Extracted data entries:
- - -

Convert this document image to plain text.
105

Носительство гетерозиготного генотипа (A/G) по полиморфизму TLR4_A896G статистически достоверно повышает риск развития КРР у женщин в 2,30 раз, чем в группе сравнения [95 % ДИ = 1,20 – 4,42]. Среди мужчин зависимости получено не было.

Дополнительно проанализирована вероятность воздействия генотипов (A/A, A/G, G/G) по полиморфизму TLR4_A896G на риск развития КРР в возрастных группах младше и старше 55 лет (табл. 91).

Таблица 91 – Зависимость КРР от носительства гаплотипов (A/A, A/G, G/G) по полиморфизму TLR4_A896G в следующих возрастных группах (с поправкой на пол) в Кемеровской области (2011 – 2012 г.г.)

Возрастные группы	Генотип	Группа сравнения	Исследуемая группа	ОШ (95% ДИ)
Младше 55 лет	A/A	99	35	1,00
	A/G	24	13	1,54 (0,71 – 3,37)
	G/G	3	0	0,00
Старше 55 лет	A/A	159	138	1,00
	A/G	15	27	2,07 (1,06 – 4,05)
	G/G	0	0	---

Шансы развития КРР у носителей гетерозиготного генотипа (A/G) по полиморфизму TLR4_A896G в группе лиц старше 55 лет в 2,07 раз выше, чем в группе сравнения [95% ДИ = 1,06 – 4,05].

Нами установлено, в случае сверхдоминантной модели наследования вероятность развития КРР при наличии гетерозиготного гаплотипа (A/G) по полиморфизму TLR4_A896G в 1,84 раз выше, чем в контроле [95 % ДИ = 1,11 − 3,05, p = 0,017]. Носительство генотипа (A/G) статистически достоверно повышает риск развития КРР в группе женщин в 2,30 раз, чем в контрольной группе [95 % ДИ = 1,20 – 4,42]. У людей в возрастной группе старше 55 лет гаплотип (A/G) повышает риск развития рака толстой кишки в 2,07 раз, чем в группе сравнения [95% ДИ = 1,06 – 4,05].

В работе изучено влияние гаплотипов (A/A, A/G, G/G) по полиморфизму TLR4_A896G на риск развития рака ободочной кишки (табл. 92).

- - -

• _Direction_:
Show each line of the data that contains the string "группах".

• _Result of this task_:
Дополнительно проанализирована вероятность воздействия генотипов (A/A, A/G, G/G) по полиморфизму TLR4_A896G на риск развития КРР в возрастных группах младше и старше 55 лет (табл. 91).
Таблица 91 – Зависимость КРР от носительства гаплотипов (A/A, A/G, G/G) по полиморфизму TLR4_A896G в следующих возрастных группах (с поправкой на пол) в Кемеровской области (2011 – 2012 г.г.)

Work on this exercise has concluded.